> **WRITTEN EXERCISE**: Reproduce each line of the listing exactly.

Source records:
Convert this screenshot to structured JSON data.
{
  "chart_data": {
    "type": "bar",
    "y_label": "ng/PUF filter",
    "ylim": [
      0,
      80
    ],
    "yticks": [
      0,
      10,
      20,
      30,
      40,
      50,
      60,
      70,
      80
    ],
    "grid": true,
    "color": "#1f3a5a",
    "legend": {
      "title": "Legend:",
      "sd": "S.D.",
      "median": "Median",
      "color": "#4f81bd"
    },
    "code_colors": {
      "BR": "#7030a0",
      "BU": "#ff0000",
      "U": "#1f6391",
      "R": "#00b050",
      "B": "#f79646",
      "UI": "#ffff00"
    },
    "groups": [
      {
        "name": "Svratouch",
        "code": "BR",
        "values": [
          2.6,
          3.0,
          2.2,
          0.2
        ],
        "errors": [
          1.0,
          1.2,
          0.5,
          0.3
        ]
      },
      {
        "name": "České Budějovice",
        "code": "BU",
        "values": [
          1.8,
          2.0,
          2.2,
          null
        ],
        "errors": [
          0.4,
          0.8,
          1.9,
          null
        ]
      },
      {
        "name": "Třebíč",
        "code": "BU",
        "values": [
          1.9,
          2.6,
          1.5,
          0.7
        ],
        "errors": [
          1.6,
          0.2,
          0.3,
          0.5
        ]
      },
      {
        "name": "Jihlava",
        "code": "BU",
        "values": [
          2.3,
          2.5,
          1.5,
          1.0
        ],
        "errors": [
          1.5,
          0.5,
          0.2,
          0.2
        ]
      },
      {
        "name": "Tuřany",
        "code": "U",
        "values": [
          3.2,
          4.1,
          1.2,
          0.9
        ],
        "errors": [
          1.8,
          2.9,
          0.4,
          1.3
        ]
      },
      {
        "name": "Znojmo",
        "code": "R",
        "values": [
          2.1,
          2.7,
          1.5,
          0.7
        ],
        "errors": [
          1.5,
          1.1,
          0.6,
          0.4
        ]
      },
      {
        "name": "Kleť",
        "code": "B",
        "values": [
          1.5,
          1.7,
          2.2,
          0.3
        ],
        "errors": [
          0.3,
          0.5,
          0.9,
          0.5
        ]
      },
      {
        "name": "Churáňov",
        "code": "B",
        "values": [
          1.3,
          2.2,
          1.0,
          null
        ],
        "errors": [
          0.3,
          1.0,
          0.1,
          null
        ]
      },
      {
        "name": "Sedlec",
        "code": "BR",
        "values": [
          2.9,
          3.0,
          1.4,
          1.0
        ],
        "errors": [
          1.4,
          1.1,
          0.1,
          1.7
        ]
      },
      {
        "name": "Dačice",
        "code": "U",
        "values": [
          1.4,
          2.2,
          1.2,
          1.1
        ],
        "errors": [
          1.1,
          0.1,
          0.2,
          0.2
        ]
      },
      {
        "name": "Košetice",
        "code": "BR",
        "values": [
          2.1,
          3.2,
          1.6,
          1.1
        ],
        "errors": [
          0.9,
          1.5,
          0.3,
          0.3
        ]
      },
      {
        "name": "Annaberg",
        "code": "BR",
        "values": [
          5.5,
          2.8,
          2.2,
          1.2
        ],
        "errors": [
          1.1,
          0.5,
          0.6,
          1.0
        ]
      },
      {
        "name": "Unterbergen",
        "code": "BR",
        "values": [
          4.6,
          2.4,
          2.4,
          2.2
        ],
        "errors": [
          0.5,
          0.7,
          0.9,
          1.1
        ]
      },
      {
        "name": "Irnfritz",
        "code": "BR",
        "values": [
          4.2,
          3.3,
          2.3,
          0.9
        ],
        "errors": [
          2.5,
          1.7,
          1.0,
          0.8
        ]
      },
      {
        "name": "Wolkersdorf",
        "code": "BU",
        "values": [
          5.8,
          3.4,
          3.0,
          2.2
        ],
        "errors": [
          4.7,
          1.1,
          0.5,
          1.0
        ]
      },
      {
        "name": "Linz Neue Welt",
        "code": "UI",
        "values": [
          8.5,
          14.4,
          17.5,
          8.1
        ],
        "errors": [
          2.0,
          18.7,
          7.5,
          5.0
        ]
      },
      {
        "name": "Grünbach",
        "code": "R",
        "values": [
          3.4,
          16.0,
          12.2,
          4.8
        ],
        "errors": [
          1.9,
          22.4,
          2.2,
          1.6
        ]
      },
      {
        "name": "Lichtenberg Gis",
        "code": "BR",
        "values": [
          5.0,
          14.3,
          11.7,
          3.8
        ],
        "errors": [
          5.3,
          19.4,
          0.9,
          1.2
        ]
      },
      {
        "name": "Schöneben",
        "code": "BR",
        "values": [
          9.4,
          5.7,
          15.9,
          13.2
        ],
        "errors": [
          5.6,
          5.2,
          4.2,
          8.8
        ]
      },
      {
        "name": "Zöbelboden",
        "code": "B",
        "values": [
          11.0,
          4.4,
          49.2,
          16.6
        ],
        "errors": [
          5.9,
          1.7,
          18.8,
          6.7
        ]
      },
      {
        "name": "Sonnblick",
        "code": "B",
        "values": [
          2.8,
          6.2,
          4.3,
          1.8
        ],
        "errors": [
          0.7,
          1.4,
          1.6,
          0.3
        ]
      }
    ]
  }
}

> **OUTPUT FOR THIS EXERCISE**:
Convert this screenshot to structured JSON data.
{
  "chart_data": {
    "type": "bar",
    "y_label": "ng/PUF filter",
    "ylim": [
      0,
      80
    ],
    "yticks": [
      0,
      10,
      20,
      30,
      40,
      50,
      60,
      70,
      80
    ],
    "grid": true,
    "color": "#1f3a5a",
    "legend": {
      "title": "Legend:",
      "sd": "S.D.",
      "median": "Median",
      "color": "#4f81bd"
    },
    "code_colors": {
      "BR": "#7030a0",
      "BU": "#ff0000",
      "U": "#1f6391",
      "R": "#00b050",
      "B": "#f79646",
      "UI": "#ffff00"
    },
    "groups": [
      {
        "name": "Svratouch",
        "code": "BR",
        "values": [
          2.6,
          3.0,
          2.2,
          0.2
        ],
        "errors": [
          1.0,
          1.2,
          0.5,
          0.3
        ]
      },
      {
        "name": "České Budějovice",
        "code": "BU",
        "values": [
          1.8,
          2.0,
          2.2,
          null
        ],
        "errors": [
          0.4,
          0.8,
          1.9,
          null
        ]
      },
      {
        "name": "Třebíč",
        "code": "BU",
        "values": [
          1.9,
          2.6,
          1.5,
          0.7
        ],
        "errors": [
          1.6,
          0.2,
          0.3,
          0.5
        ]
      },
      {
        "name": "Jihlava",
        "code": "BU",
        "values": [
          2.3,
          2.5,
          1.5,
          1.0
        ],
        "errors": [
          1.5,
          0.5,
          0.2,
          0.2
        ]
      },
      {
        "name": "Tuřany",
        "code": "U",
        "values": [
          3.2,
          4.1,
          1.2,
          0.9
        ],
        "errors": [
          1.8,
          2.9,
          0.4,
          1.3
        ]
      },
      {
        "name": "Znojmo",
        "code": "R",
        "values": [
          2.1,
          2.7,
          1.5,
          0.7
        ],
        "errors": [
          1.5,
          1.1,
          0.6,
          0.4
        ]
      },
      {
        "name": "Kleť",
        "code": "B",
        "values": [
          1.5,
          1.7,
          2.2,
          0.3
        ],
        "errors": [
          0.3,
          0.5,
          0.9,
          0.5
        ]
      },
      {
        "name": "Churáňov",
        "code": "B",
        "values": [
          1.3,
          2.2,
          1.0,
          null
        ],
        "errors": [
          0.3,
          1.0,
          0.1,
          null
        ]
      },
      {
        "name": "Sedlec",
        "code": "BR",
        "values": [
          2.9,
          3.0,
          1.4,
          1.0
        ],
        "errors": [
          1.4,
          1.1,
          0.1,
          1.7
        ]
      },
      {
        "name": "Dačice",
        "code": "U",
        "values": [
          1.4,
          2.2,
          1.2,
          1.1
        ],
        "errors": [
          1.1,
          0.1,
          0.2,
          0.2
        ]
      },
      {
        "name": "Košetice",
        "code": "BR",
        "values": [
          2.1,
          3.2,
          1.6,
          1.1
        ],
        "errors": [
          0.9,
          1.5,
          0.3,
          0.3
        ]
      },
      {
        "name": "Annaberg",
        "code": "BR",
        "values": [
          5.5,
          2.8,
          2.2,
          1.2
        ],
        "errors": [
          1.1,
          0.5,
          0.6,
          1.0
        ]
      },
      {
        "name": "Unterbergen",
        "code": "BR",
        "values": [
          4.6,
          2.4,
          2.4,
          2.2
        ],
        "errors": [
          0.5,
          0.7,
          0.9,
          1.1
        ]
      },
      {
        "name": "Irnfritz",
        "code": "BR",
        "values": [
          4.2,
          3.3,
          2.3,
          0.9
        ],
        "errors": [
          2.5,
          1.7,
          1.0,
          0.8
        ]
      },
      {
        "name": "Wolkersdorf",
        "code": "BU",
        "values": [
          5.8,
          3.4,
          3.0,
          2.2
        ],
        "errors": [
          4.7,
          1.1,
          0.5,
          1.0
        ]
      },
      {
        "name": "Linz Neue Welt",
        "code": "UI",
        "values": [
          8.5,
          14.4,
          17.5,
          8.1
        ],
        "errors": [
          2.0,
          18.7,
          7.5,
          5.0
        ]
      },
      {
        "name": "Grünbach",
        "code": "R",
        "values": [
          3.4,
          16.0,
          12.2,
          4.8
        ],
        "errors": [
          1.9,
          22.4,
          2.2,
          1.6
        ]
      },
      {
        "name": "Lichtenberg Gis",
        "code": "BR",
        "values": [
          5.0,
          14.3,
          11.7,
          3.8
        ],
        "errors": [
          5.3,
          19.4,
          0.9,
          1.2
        ]
      },
      {
        "name": "Schöneben",
        "code": "BR",
        "values": [
          9.4,
          5.7,
          15.9,
          13.2
        ],
        "errors": [
          5.6,
          5.2,
          4.2,
          8.8
        ]
      },
      {
        "name": "Zöbelboden",
        "code": "B",
        "values": [
          11.0,
          4.4,
          49.2,
          16.6
        ],
        "errors": [
          5.9,
          1.7,
          18.8,
          6.7
        ]
      },
      {
        "name": "Sonnblick",
        "code": "B",
        "values": [
          2.8,
          6.2,
          4.3,
          1.8
        ],
        "errors": [
          0.7,
          1.4,
          1.6,
          0.3
        ]
      }
    ]
  }
}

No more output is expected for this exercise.